[SHORT EXERCISE] Single out the lines of the material that contain "date" and copy them.

[Collected data entries]
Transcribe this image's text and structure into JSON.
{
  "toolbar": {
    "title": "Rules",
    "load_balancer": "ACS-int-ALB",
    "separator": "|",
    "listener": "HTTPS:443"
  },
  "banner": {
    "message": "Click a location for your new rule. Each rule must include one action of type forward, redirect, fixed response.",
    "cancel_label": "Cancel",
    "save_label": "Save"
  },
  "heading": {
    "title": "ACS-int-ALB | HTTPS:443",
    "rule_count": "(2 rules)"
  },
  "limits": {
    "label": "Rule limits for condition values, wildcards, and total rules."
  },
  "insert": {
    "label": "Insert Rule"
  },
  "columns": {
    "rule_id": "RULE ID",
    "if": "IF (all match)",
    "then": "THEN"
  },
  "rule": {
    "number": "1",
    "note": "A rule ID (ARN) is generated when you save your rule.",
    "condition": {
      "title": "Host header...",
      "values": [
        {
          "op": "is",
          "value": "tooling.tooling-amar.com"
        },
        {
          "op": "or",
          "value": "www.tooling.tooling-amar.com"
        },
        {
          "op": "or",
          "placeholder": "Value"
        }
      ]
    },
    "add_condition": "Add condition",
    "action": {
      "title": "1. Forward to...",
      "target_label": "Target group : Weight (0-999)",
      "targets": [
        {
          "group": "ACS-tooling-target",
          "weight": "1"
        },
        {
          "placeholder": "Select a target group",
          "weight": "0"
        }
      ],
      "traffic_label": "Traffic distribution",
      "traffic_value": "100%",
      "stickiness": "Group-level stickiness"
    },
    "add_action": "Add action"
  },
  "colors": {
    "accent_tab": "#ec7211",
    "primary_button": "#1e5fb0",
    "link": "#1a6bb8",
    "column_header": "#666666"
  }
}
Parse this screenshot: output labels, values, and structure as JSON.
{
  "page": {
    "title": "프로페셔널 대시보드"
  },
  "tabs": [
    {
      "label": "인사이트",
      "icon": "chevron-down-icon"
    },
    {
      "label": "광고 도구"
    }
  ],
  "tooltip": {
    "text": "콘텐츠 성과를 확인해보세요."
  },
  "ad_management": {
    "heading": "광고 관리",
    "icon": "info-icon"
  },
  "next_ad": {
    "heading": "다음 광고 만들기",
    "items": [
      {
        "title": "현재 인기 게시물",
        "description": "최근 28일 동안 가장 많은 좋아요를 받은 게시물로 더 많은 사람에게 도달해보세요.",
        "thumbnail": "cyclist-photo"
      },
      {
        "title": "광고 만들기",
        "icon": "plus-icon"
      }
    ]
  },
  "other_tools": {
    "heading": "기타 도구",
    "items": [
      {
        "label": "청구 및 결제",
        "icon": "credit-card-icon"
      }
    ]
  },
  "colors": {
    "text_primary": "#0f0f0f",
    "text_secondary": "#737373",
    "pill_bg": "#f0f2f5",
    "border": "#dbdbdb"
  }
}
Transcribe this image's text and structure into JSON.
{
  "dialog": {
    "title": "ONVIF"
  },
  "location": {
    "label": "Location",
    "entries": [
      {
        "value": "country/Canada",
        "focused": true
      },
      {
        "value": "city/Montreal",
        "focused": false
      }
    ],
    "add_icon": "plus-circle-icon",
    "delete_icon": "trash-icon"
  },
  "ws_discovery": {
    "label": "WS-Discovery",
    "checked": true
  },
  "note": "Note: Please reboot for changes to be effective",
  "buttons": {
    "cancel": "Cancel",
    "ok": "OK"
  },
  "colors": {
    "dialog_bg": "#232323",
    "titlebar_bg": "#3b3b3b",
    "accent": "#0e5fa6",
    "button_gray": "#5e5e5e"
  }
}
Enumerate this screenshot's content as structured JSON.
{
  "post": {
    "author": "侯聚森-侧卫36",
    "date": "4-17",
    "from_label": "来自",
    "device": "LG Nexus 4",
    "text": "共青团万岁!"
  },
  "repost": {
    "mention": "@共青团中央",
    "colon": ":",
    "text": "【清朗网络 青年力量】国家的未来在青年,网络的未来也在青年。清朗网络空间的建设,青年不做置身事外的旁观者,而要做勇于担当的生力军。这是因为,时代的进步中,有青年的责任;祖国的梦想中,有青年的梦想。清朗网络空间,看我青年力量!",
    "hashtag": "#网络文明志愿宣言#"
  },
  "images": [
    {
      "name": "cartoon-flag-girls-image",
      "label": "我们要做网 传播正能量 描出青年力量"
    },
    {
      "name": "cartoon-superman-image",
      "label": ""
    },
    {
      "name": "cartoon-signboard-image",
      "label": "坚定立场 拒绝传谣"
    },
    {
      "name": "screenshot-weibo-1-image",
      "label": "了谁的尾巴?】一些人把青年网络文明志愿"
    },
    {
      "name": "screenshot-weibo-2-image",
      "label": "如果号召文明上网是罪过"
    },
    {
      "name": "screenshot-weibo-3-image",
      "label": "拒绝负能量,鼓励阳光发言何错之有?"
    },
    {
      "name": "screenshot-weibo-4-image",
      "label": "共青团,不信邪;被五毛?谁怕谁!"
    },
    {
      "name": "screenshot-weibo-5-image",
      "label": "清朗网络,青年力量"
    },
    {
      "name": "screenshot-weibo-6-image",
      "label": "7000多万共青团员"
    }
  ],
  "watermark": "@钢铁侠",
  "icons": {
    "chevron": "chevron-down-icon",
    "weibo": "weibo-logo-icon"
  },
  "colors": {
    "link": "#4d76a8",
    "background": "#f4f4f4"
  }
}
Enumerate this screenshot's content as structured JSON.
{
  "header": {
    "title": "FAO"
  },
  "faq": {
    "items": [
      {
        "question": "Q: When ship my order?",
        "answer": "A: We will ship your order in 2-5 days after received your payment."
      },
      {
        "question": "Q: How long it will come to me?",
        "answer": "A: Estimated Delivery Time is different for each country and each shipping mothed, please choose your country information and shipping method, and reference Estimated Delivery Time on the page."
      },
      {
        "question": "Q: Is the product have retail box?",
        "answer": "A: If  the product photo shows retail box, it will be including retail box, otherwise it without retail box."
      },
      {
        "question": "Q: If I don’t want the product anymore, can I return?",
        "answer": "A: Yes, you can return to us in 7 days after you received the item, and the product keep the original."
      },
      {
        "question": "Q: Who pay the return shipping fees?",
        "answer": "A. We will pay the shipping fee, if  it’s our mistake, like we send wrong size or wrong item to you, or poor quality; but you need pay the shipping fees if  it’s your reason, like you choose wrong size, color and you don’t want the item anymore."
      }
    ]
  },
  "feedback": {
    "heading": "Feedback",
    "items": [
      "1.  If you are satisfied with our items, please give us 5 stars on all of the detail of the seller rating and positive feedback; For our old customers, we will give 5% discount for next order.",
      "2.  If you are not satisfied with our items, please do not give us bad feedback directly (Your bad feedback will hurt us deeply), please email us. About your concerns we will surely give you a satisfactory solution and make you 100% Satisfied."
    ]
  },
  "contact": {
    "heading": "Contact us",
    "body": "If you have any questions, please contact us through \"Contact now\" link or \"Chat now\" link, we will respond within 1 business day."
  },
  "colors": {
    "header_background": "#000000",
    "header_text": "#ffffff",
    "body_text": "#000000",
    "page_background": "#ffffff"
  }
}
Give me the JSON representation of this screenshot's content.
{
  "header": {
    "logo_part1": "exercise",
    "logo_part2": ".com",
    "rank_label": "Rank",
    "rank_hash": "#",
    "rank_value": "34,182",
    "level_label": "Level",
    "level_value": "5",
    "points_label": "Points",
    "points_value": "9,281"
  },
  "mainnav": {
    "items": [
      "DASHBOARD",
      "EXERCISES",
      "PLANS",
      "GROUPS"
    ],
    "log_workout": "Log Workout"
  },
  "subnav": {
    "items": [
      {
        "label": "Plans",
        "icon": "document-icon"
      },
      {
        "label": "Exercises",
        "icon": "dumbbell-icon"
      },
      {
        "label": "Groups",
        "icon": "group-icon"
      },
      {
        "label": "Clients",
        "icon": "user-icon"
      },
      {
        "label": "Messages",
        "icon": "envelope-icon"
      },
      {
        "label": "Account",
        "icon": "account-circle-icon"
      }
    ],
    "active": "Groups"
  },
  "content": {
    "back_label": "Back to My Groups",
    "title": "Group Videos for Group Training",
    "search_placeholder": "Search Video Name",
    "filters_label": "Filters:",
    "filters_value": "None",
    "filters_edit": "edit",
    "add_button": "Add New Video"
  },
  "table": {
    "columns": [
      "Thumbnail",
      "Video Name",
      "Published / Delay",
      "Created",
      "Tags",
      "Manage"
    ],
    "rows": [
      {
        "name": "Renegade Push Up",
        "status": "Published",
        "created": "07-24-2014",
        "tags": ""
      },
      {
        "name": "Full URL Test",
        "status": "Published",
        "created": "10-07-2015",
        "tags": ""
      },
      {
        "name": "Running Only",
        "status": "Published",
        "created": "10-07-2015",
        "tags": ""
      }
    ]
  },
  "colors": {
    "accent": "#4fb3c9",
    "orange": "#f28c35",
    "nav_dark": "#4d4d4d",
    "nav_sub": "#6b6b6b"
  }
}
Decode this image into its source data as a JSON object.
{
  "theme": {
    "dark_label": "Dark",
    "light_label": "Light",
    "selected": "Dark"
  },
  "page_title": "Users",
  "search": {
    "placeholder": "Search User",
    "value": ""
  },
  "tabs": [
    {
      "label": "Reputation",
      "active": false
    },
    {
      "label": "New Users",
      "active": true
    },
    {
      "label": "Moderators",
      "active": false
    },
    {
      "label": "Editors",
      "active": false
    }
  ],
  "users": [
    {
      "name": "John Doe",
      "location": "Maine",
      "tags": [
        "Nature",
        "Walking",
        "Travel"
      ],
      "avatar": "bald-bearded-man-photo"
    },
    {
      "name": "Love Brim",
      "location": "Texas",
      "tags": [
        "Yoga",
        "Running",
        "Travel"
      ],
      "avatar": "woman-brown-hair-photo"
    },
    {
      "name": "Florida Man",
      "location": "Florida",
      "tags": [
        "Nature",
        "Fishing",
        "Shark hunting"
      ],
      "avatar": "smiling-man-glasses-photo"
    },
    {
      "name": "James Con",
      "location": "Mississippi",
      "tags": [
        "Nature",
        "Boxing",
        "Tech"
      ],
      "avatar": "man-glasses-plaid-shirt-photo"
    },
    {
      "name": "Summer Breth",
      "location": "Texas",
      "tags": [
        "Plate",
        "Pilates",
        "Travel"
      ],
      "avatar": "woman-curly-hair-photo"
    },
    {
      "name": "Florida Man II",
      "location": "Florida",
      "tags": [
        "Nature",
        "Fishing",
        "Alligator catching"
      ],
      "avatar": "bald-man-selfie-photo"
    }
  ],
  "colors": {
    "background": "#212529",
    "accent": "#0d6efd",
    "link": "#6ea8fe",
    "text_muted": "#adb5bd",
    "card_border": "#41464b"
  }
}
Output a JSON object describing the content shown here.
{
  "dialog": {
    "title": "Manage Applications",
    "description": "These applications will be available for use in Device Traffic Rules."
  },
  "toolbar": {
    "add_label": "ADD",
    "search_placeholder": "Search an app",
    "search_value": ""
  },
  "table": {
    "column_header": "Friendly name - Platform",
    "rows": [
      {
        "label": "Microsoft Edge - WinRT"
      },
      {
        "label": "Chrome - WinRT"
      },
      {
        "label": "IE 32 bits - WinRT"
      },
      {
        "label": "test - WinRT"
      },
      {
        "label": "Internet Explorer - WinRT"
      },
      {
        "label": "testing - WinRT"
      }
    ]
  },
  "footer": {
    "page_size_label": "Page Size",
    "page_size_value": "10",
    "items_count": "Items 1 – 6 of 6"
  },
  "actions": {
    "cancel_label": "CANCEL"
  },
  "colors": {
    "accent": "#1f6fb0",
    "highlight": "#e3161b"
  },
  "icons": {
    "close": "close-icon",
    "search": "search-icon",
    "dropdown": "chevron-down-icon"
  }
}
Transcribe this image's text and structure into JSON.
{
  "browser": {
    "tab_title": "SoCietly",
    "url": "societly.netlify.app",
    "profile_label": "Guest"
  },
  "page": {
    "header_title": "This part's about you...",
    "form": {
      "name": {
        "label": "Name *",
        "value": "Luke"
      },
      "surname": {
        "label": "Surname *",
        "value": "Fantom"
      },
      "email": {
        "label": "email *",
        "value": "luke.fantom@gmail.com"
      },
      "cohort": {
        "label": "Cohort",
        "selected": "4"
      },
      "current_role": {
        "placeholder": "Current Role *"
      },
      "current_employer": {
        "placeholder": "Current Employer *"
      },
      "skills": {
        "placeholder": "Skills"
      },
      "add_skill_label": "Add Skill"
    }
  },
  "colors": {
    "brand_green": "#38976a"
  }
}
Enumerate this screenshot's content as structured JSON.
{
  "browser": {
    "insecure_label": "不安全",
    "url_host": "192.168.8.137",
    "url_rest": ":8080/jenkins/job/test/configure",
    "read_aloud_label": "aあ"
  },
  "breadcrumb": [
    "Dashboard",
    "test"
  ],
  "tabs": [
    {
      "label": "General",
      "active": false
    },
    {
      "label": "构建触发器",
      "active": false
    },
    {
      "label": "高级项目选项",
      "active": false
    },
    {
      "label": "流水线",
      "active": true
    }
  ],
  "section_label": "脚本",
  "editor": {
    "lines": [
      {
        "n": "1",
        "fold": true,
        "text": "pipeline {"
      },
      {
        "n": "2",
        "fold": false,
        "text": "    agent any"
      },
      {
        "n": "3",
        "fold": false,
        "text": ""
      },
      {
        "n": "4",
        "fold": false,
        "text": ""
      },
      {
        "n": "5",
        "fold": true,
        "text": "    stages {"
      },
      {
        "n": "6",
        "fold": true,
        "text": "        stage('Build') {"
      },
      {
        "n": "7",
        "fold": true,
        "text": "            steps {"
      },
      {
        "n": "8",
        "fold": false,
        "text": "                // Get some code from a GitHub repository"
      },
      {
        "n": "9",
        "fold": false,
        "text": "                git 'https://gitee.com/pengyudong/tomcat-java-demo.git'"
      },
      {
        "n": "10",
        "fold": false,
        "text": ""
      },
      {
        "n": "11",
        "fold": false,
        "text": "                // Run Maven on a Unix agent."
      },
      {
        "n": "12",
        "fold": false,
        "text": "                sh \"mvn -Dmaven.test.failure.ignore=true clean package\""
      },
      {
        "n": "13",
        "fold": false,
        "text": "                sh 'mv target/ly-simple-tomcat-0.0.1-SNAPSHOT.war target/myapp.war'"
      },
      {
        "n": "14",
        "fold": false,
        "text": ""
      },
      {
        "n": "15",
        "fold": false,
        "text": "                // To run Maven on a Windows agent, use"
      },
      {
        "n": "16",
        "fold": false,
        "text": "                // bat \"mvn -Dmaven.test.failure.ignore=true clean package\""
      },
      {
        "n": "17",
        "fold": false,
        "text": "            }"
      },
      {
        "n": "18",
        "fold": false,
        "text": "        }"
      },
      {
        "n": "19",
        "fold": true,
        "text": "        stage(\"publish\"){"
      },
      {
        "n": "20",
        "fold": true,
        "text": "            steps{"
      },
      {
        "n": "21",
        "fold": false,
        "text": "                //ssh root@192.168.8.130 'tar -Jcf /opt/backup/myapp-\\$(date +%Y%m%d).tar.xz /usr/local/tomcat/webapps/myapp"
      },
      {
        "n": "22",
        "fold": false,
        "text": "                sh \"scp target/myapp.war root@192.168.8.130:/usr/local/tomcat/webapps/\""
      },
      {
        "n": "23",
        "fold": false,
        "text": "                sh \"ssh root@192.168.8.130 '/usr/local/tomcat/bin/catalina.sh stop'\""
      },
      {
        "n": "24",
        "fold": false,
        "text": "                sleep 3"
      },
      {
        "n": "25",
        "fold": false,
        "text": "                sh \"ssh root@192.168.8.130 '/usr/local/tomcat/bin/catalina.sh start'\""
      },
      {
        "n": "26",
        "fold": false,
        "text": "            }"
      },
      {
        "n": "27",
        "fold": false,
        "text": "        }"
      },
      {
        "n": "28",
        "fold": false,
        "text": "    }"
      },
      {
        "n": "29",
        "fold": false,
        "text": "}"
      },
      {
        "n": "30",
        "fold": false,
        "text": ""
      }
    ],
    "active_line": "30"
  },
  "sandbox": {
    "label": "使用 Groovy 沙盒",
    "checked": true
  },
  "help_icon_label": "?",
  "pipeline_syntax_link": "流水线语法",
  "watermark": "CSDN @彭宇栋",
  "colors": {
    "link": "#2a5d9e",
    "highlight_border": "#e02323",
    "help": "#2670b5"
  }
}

[SOLUTION FOR THIS TASK]
    "date": "4-17",
        "text": "                //ssh root@192.168.8.130 'tar -Jcf /opt/backup/myapp-\\$(date +%Y%m%d).tar.xz /usr/local/tomcat/webapps/myapp"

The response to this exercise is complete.